» **The exercise**
Sort through the entries below and pull out lines containing the word "laughing".

» **Listed entries**
**********

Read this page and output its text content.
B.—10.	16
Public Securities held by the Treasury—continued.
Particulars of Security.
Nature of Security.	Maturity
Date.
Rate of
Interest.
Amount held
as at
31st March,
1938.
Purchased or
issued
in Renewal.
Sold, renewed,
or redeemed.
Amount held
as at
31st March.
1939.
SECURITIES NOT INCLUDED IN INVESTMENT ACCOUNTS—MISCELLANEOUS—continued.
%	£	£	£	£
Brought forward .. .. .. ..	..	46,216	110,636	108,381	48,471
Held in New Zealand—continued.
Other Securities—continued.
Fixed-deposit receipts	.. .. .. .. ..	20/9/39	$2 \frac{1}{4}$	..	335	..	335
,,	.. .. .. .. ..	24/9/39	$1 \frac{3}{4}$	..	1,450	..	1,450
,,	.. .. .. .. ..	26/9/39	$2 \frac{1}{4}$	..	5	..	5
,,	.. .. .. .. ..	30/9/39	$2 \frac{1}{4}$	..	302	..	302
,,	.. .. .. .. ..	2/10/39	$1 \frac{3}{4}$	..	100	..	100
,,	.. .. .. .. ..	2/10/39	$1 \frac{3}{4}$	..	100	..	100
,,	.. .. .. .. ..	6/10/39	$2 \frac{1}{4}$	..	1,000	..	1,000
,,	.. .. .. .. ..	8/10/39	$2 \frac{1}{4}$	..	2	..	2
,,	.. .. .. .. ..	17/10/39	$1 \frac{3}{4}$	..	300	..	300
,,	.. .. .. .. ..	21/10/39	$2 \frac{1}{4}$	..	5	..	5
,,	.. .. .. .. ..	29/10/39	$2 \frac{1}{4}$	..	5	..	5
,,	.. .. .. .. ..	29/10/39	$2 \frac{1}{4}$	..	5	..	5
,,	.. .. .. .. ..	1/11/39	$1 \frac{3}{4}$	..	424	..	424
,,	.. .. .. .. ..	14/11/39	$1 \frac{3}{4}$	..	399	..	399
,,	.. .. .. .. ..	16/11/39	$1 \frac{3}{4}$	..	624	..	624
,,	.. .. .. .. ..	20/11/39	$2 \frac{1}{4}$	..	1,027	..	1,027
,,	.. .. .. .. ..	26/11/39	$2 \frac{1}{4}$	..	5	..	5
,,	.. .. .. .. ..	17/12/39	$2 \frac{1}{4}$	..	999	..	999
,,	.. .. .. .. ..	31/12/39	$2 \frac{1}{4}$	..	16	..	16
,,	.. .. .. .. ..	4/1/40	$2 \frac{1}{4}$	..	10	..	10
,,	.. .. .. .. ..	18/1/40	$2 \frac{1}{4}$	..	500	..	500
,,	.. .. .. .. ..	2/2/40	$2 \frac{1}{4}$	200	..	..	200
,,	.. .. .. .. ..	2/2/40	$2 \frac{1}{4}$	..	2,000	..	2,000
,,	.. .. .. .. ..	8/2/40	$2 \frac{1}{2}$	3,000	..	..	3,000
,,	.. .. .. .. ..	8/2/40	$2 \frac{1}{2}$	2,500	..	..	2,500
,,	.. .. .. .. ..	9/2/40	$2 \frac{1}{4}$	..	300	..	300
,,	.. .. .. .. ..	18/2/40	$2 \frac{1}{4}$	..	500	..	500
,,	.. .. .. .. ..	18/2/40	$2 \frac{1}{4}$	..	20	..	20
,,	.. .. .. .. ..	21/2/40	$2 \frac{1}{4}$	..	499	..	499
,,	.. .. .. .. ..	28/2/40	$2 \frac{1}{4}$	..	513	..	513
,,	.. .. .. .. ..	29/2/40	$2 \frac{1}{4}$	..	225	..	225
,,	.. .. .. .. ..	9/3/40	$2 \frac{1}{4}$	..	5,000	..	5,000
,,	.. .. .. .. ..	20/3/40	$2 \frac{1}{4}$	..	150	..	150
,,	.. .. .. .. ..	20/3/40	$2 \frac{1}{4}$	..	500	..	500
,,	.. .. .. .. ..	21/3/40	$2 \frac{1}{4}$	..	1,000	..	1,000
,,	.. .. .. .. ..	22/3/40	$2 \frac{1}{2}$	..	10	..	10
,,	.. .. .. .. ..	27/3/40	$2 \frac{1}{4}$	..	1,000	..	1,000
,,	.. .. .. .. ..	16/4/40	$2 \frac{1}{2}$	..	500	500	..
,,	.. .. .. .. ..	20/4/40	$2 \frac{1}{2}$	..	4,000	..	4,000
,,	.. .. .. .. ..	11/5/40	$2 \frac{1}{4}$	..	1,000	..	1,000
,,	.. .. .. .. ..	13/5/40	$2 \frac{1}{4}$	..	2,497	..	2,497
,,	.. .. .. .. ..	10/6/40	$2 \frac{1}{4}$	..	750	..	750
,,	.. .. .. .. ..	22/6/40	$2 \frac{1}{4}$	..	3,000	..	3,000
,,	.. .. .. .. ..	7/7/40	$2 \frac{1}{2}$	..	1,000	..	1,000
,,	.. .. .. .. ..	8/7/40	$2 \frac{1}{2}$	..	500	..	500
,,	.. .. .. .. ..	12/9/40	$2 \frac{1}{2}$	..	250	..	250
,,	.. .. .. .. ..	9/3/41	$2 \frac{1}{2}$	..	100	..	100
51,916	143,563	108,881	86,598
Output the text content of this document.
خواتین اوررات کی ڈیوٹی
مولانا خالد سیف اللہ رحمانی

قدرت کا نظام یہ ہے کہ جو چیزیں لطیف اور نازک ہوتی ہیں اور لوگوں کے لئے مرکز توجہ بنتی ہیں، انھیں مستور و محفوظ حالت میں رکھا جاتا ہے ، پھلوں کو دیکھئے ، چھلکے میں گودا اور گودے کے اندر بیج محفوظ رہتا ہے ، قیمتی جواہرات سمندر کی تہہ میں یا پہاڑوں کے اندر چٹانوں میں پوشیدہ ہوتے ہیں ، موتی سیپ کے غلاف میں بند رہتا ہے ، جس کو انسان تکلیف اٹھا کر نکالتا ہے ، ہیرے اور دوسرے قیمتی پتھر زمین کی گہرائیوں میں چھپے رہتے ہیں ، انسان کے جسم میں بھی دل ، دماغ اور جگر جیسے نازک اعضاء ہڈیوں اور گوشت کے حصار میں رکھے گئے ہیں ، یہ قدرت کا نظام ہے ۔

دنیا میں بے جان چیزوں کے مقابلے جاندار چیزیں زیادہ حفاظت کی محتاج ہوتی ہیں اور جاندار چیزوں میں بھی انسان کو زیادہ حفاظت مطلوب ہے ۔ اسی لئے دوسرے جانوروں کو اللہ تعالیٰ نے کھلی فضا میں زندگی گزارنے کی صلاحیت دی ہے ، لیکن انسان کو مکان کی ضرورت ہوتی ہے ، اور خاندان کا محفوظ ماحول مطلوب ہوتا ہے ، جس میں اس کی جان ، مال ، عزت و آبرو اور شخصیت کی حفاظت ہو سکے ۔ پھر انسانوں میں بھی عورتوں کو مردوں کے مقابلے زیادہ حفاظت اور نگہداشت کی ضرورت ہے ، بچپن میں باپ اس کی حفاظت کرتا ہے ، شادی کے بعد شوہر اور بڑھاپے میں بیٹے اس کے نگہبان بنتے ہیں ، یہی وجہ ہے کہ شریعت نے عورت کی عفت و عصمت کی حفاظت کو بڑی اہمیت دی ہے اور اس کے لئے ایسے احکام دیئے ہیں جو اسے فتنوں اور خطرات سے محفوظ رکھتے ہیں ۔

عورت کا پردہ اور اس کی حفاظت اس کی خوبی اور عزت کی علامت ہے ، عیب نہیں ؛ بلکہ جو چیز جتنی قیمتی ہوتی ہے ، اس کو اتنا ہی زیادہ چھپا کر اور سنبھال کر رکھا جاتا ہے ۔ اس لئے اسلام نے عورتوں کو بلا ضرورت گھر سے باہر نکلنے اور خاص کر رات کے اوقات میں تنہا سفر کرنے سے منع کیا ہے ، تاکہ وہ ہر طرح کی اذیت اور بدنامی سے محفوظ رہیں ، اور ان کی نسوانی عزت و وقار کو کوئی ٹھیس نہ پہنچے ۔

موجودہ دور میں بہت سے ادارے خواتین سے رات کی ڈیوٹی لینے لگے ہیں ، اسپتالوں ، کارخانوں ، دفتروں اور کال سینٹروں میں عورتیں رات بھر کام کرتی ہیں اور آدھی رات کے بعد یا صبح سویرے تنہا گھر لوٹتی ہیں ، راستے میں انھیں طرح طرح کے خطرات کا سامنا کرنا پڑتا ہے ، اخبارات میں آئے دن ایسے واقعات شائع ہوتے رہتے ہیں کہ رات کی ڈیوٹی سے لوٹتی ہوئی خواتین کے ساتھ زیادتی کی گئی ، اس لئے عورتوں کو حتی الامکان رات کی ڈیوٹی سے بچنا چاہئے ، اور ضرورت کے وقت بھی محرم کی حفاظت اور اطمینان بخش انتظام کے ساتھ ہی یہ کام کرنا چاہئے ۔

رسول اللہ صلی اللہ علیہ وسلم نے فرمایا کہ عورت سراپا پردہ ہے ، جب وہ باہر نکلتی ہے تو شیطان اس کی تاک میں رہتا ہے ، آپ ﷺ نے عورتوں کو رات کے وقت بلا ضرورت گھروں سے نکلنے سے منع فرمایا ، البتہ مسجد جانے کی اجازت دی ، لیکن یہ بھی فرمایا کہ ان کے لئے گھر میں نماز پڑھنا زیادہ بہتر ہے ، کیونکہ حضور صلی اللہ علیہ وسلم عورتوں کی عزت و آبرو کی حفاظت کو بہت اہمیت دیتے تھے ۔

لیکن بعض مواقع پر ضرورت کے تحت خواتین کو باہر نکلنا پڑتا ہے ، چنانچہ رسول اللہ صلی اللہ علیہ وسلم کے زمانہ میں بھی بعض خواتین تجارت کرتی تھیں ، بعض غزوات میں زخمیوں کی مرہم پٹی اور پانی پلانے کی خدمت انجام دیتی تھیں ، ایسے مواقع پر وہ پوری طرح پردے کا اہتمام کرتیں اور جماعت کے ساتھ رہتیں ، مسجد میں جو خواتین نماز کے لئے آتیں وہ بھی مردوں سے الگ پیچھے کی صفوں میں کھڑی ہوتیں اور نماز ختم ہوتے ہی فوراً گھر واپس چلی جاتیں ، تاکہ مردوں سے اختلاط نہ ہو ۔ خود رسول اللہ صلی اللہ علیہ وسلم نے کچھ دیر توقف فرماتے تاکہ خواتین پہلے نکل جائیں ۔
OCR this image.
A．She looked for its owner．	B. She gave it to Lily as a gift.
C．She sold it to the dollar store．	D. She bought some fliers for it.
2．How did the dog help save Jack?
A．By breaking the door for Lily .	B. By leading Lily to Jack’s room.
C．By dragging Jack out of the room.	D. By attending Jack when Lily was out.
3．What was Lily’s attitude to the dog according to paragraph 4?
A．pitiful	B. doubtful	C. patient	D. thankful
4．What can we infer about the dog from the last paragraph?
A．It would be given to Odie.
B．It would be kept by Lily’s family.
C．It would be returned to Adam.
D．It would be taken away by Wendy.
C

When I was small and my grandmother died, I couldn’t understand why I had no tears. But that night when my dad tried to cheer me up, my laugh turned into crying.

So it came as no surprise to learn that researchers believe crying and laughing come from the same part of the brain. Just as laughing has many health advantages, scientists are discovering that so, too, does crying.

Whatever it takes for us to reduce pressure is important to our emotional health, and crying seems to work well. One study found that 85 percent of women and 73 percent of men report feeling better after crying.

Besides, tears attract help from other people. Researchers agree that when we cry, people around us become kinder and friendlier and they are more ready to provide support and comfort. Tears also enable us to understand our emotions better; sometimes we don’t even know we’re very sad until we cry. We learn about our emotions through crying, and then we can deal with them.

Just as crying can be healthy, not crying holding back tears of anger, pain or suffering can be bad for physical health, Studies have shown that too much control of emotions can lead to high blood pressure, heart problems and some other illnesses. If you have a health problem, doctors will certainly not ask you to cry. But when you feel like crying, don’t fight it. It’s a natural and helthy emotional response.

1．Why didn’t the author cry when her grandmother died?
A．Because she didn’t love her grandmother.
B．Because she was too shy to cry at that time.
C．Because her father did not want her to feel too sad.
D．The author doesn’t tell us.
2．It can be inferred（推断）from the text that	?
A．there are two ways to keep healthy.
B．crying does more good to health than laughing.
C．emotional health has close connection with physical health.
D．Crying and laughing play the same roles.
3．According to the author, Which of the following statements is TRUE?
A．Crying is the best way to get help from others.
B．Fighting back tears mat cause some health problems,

**********

» **Written response**
So it came as no surprise to learn that researchers believe crying and laughing come from the same part of the brain. Just as laughing has many health advantages, scientists are discovering that so, too, does crying.
B．crying does more good to health than laughing.
D．Crying and laughing play the same roles.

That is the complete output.